§ **Questions to answer**:
**1)** For each statement below, say whether it agrees with the passage on PACT knockdown in fibroblasts, answering yes or no and quoting the deciding words of that passage.
(a) In Control HF cells, PACT knockdown was confirmed at both the protein and the mRNA level.
(b) In Control HF cells, the increase in MBNL1 protein after PACT knockdown was not statistically significant.
(c) The RT-qPCR analysis of SERCA1 and IR splicing used n = 5 and an unpaired t-test.
**2)** Resume the passage on PACT knockdown in fibroblasts, starting after its final sentence.

§ **Text passage**:
RT-qPCR analysis of (A and C) SERCA1 and (B and D) IR alternative splicing upon PACT knockdown in DM1500 CTG and DM12000 CTG, respectively. The non-targeting siRNA treated sample in one trial was set as the “control” sample and all other samples–meaning all non-targeting siRNA and PACT siRNA treated sample from all other trials–were quantified relative to this “control” (n = 5; unpaired t-test; error bars represent SD).

https://doi.org/10.1371/journal.pone.0256276.g004

PACT knockdown increases MBNL1 protein in non-DM1 fibroblasts

The effects of PACT knockdown on MBNL1 levels, and SERCA1 and IR splicing were also assessed in Control HF cells (Control HF 2 in the full panel of cells; S6 Fig). PACT knockdown was confirmed at both the protein (S6A Fig) and mRNA (S6C Fig) level. A moderate but statistically significant increase in MBNL1 protein was observed (S6A and S6B Fig); the smaller increase seen in DMPK mRNA did not reach statistical significance (S6D Fig). Therefore, it appears that some of the PACT-mediated increase in MBNL1 is independent of the expanded CTG repeat that is characteristic of DM1 genotype. However, similar to what was observed in the DM1 HF, there was no change in DMPK mRNA (S6E Fig) or relative SERCA1-A and IR-B transcript levels (S6F and S6G Fig, respectively).

§ **Dataset entries**:

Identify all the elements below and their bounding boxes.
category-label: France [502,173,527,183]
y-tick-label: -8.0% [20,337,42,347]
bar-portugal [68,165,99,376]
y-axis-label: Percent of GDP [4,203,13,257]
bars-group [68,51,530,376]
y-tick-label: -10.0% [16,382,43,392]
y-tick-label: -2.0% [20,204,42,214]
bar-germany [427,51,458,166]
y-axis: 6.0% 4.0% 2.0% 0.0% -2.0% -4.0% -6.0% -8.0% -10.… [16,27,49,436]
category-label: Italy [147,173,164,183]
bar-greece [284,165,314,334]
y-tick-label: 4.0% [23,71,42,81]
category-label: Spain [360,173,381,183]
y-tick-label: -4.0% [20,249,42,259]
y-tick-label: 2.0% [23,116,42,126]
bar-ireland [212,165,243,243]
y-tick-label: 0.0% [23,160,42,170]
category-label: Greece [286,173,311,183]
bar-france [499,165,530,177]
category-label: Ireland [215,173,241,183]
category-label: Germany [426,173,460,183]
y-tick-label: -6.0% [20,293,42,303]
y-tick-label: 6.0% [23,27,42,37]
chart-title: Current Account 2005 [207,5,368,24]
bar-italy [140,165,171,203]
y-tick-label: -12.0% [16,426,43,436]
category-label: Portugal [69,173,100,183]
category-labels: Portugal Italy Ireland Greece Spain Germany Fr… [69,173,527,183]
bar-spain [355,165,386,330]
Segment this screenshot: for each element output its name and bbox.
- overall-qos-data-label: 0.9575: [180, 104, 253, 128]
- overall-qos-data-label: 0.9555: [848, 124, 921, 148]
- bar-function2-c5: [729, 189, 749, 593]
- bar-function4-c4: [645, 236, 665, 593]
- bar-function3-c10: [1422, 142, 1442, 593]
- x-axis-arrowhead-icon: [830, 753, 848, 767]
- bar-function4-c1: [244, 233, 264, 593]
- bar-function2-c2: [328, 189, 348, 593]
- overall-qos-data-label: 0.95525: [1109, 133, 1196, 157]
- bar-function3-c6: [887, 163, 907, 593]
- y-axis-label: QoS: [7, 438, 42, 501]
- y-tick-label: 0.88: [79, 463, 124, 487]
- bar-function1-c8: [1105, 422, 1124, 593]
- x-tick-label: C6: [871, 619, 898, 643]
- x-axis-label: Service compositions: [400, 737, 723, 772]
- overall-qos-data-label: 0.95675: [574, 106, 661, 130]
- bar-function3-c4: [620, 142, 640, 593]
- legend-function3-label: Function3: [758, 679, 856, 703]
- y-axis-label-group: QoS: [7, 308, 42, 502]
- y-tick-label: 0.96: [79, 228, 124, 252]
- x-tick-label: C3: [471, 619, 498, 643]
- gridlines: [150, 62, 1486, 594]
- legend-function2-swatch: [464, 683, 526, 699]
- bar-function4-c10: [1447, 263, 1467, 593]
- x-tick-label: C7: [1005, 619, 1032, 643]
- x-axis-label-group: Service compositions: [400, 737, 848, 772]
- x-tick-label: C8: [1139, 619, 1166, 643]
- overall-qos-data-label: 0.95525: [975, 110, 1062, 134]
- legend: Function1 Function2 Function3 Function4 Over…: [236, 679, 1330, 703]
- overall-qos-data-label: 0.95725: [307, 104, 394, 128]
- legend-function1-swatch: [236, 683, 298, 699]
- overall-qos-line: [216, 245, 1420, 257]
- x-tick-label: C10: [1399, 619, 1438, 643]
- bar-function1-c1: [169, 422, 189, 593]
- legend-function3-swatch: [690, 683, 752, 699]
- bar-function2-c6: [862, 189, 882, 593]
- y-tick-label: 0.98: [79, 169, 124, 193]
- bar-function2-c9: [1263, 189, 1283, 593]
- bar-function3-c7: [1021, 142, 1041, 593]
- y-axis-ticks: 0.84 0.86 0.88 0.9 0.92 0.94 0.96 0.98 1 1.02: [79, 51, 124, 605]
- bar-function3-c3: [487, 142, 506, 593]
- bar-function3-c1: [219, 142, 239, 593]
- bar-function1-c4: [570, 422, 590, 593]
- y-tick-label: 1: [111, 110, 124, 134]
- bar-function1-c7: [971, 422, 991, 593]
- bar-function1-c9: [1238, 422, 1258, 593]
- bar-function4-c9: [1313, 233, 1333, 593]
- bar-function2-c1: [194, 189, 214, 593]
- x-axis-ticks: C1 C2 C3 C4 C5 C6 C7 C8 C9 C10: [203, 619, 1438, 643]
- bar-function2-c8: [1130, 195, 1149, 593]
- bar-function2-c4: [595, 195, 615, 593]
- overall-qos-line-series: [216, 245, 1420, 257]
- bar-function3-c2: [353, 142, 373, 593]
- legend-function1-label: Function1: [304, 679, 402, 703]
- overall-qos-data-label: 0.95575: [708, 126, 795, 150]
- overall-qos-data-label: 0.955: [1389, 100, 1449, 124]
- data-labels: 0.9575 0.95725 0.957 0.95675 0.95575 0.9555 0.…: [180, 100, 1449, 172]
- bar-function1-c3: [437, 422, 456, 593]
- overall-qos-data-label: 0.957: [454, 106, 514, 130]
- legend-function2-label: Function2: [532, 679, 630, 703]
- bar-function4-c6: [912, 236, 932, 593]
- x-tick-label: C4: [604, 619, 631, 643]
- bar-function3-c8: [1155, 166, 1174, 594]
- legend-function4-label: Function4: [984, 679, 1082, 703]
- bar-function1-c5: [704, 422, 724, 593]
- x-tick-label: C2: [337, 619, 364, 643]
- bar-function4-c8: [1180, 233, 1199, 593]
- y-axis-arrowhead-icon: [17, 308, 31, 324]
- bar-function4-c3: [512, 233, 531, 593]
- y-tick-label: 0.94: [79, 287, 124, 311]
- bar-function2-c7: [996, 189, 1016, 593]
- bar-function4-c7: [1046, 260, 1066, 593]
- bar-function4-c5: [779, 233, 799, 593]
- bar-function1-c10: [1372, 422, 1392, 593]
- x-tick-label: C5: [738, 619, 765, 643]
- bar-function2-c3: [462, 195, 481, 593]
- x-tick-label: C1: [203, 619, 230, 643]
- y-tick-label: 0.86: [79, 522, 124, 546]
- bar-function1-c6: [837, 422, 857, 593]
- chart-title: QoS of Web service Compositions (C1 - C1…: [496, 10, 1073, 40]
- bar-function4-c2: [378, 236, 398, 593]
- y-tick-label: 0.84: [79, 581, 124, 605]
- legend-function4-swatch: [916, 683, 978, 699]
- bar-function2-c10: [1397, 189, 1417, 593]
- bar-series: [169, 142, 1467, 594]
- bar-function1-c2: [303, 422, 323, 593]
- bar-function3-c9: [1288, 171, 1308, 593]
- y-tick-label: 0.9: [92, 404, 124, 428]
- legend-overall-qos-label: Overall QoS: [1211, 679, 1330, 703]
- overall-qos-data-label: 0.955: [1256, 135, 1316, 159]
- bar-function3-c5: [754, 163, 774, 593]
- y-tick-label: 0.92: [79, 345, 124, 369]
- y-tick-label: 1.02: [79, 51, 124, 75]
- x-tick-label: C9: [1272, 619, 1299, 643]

§ **Answers in order**:
**1)**
(a) Yes: "PACT knockdown was confirmed at both the protein (S6A Fig) and mRNA (S6C Fig) level."
(b) No: "A moderate but statistically significant increase in MBNL1 protein was observed"
(c) Yes: "(n = 5; unpaired t-test; error bars represent SD)"

**2)**
Pharmacologic inhibition of PKR, a substrate of PACT, reduces nuclear foci only at toxic levels

Given that PACT interacts with and activates PKR [26], the impact of PACT knockdown on PKR was explored. A modest reduction of PKR in DM1 cell lines alone, with no discernible impact on phosphorylated PKR levels in any cell line was observed following PACT RNAi treatment (S7 Fig). We next studied the impact of PKR inhibiting imidazole oxindole C16 (C16 PKRi), a compound previously reported to reduce DM1 foci [27], in our system. DM1500CTG HF and DM12000CTG HF were treated with C16 PKRi; because of discordance with published results, C16 from two sources (Sigma and Merck) were used. Cells were treated C16 PKRi ranging in concentration from 0.1nM to 10μM for 8hrs, 24hrs, 72hrs, 120hrs and 168hrs. Foci number was only reduced with the highest C16 PKRi concentration (10μM), a level ten-fold greater than the previously reported foci reducing concentration of 1μM27 (and ~50X greater than PKR IC50 of 0.21 uM [28]), starting as early as 8 hrs (Fig 5). However, at this level there was also substantial cytotoxicity, as measured by reduced nuclear count, starting at 24hrs post-treatment and increasing over time (S8 Fig).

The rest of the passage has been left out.